Stored data:
........
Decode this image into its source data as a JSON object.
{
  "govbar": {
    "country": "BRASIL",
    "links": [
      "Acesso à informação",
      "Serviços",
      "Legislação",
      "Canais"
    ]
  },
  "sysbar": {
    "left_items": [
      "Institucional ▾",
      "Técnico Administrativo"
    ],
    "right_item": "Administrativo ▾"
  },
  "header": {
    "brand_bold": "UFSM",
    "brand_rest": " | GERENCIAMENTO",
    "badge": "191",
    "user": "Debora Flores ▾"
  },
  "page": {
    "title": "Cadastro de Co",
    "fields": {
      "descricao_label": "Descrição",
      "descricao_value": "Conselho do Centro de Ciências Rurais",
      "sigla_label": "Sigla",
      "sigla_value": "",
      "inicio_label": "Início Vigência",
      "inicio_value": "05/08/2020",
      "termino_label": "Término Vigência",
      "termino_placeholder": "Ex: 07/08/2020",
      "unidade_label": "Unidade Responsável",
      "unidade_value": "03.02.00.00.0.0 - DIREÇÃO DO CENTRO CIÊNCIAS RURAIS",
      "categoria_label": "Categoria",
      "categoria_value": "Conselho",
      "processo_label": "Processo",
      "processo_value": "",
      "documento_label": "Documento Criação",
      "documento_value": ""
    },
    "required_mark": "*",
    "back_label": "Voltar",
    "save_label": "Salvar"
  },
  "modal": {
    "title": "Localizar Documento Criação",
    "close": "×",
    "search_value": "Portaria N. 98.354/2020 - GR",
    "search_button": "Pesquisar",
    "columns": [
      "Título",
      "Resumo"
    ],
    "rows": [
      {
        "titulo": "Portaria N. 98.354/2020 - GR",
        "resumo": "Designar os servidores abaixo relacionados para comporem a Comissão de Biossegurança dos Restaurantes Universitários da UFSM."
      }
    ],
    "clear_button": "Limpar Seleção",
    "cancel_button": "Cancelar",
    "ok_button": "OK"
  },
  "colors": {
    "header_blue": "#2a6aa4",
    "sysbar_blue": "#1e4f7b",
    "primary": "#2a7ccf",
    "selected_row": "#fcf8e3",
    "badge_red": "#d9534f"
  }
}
........
All of the entries must be quoted exactly; please include each one.

■ **SOLUTION FOR THIS TASK**
Decode this image into its source data as a JSON object.
{
  "govbar": {
    "country": "BRASIL",
    "links": [
      "Acesso à informação",
      "Serviços",
      "Legislação",
      "Canais"
    ]
  },
  "sysbar": {
    "left_items": [
      "Institucional ▾",
      "Técnico Administrativo"
    ],
    "right_item": "Administrativo ▾"
  },
  "header": {
    "brand_bold": "UFSM",
    "brand_rest": " | GERENCIAMENTO",
    "badge": "191",
    "user": "Debora Flores ▾"
  },
  "page": {
    "title": "Cadastro de Co",
    "fields": {
      "descricao_label": "Descrição",
      "descricao_value": "Conselho do Centro de Ciências Rurais",
      "sigla_label": "Sigla",
      "sigla_value": "",
      "inicio_label": "Início Vigência",
      "inicio_value": "05/08/2020",
      "termino_label": "Término Vigência",
      "termino_placeholder": "Ex: 07/08/2020",
      "unidade_label": "Unidade Responsável",
      "unidade_value": "03.02.00.00.0.0 - DIREÇÃO DO CENTRO CIÊNCIAS RURAIS",
      "categoria_label": "Categoria",
      "categoria_value": "Conselho",
      "processo_label": "Processo",
      "processo_value": "",
      "documento_label": "Documento Criação",
      "documento_value": ""
    },
    "required_mark": "*",
    "back_label": "Voltar",
    "save_label": "Salvar"
  },
  "modal": {
    "title": "Localizar Documento Criação",
    "close": "×",
    "search_value": "Portaria N. 98.354/2020 - GR",
    "search_button": "Pesquisar",
    "columns": [
      "Título",
      "Resumo"
    ],
    "rows": [
      {
        "titulo": "Portaria N. 98.354/2020 - GR",
        "resumo": "Designar os servidores abaixo relacionados para comporem a Comissão de Biossegurança dos Restaurantes Universitários da UFSM."
      }
    ],
    "clear_button": "Limpar Seleção",
    "cancel_button": "Cancelar",
    "ok_button": "OK"
  },
  "colors": {
    "header_blue": "#2a6aa4",
    "sysbar_blue": "#1e4f7b",
    "primary": "#2a7ccf",
    "selected_row": "#fcf8e3",
    "badge_red": "#d9534f"
  }
}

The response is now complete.